#### Task brief
Would you return the full listing exactly, with nothing altered?

#### Data for the task
* * * * * * *
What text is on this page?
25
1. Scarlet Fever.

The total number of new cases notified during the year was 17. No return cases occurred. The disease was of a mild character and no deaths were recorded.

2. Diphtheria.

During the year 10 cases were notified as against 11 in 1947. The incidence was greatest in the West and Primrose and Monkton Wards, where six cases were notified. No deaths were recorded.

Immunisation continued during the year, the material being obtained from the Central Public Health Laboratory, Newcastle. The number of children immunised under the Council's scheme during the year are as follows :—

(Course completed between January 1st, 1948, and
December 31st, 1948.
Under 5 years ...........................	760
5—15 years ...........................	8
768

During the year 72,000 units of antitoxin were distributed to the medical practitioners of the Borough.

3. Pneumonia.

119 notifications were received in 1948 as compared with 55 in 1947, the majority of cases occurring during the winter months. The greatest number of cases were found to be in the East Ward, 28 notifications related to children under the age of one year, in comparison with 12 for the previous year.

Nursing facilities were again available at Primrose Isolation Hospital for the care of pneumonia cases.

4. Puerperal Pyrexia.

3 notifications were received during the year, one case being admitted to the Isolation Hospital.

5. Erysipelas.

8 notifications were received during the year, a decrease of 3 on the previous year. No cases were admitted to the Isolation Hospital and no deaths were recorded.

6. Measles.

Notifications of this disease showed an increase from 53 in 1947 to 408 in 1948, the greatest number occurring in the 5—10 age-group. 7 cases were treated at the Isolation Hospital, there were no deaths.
* * * * * * *
#### Reply to the exercise
What text is on this page?
25
1. Scarlet Fever.

The total number of new cases notified during the year was 17. No return cases occurred. The disease was of a mild character and no deaths were recorded.

2. Diphtheria.

During the year 10 cases were notified as against 11 in 1947. The incidence was greatest in the West and Primrose and Monkton Wards, where six cases were notified. No deaths were recorded.

Immunisation continued during the year, the material being obtained from the Central Public Health Laboratory, Newcastle. The number of children immunised under the Council's scheme during the year are as follows :—

(Course completed between January 1st, 1948, and
December 31st, 1948.
Under 5 years ...........................	760
5—15 years ...........................	8
768

During the year 72,000 units of antitoxin were distributed to the medical practitioners of the Borough.

3. Pneumonia.

119 notifications were received in 1948 as compared with 55 in 1947, the majority of cases occurring during the winter months. The greatest number of cases were found to be in the East Ward, 28 notifications related to children under the age of one year, in comparison with 12 for the previous year.

Nursing facilities were again available at Primrose Isolation Hospital for the care of pneumonia cases.

4. Puerperal Pyrexia.

3 notifications were received during the year, one case being admitted to the Isolation Hospital.

5. Erysipelas.

8 notifications were received during the year, a decrease of 3 on the previous year. No cases were admitted to the Isolation Hospital and no deaths were recorded.

6. Measles.

Notifications of this disease showed an increase from 53 in 1947 to 408 in 1948, the greatest number occurring in the 5—10 age-group. 7 cases were treated at the Isolation Hospital, there were no deaths.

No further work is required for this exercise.